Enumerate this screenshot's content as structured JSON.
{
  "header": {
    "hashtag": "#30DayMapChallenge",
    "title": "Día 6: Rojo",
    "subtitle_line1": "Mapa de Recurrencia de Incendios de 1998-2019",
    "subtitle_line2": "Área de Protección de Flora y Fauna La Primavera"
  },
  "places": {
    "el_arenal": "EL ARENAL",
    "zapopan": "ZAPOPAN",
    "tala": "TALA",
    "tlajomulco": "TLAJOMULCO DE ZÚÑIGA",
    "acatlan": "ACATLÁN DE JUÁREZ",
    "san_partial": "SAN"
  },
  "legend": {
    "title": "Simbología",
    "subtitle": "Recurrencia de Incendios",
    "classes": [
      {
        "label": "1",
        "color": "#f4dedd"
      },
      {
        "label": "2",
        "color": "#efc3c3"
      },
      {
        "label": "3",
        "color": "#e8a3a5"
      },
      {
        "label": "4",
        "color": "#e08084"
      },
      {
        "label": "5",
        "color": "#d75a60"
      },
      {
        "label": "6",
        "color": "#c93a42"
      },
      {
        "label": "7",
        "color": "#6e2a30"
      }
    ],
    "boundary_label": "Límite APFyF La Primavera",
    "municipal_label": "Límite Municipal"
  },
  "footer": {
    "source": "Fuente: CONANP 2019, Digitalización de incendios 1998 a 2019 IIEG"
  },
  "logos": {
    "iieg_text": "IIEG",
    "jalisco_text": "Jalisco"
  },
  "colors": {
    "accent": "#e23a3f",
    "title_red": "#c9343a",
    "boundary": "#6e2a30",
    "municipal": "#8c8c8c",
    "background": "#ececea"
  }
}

══════

STATED TASK: Output every entry shown above, exactly.

THE COMPLETED TASK:
Enumerate this screenshot's content as structured JSON.
{
  "header": {
    "hashtag": "#30DayMapChallenge",
    "title": "Día 6: Rojo",
    "subtitle_line1": "Mapa de Recurrencia de Incendios de 1998-2019",
    "subtitle_line2": "Área de Protección de Flora y Fauna La Primavera"
  },
  "places": {
    "el_arenal": "EL ARENAL",
    "zapopan": "ZAPOPAN",
    "tala": "TALA",
    "tlajomulco": "TLAJOMULCO DE ZÚÑIGA",
    "acatlan": "ACATLÁN DE JUÁREZ",
    "san_partial": "SAN"
  },
  "legend": {
    "title": "Simbología",
    "subtitle": "Recurrencia de Incendios",
    "classes": [
      {
        "label": "1",
        "color": "#f4dedd"
      },
      {
        "label": "2",
        "color": "#efc3c3"
      },
      {
        "label": "3",
        "color": "#e8a3a5"
      },
      {
        "label": "4",
        "color": "#e08084"
      },
      {
        "label": "5",
        "color": "#d75a60"
      },
      {
        "label": "6",
        "color": "#c93a42"
      },
      {
        "label": "7",
        "color": "#6e2a30"
      }
    ],
    "boundary_label": "Límite APFyF La Primavera",
    "municipal_label": "Límite Municipal"
  },
  "footer": {
    "source": "Fuente: CONANP 2019, Digitalización de incendios 1998 a 2019 IIEG"
  },
  "logos": {
    "iieg_text": "IIEG",
    "jalisco_text": "Jalisco"
  },
  "colors": {
    "accent": "#e23a3f",
    "title_red": "#c9343a",
    "boundary": "#6e2a30",
    "municipal": "#8c8c8c",
    "background": "#ececea"
  }
}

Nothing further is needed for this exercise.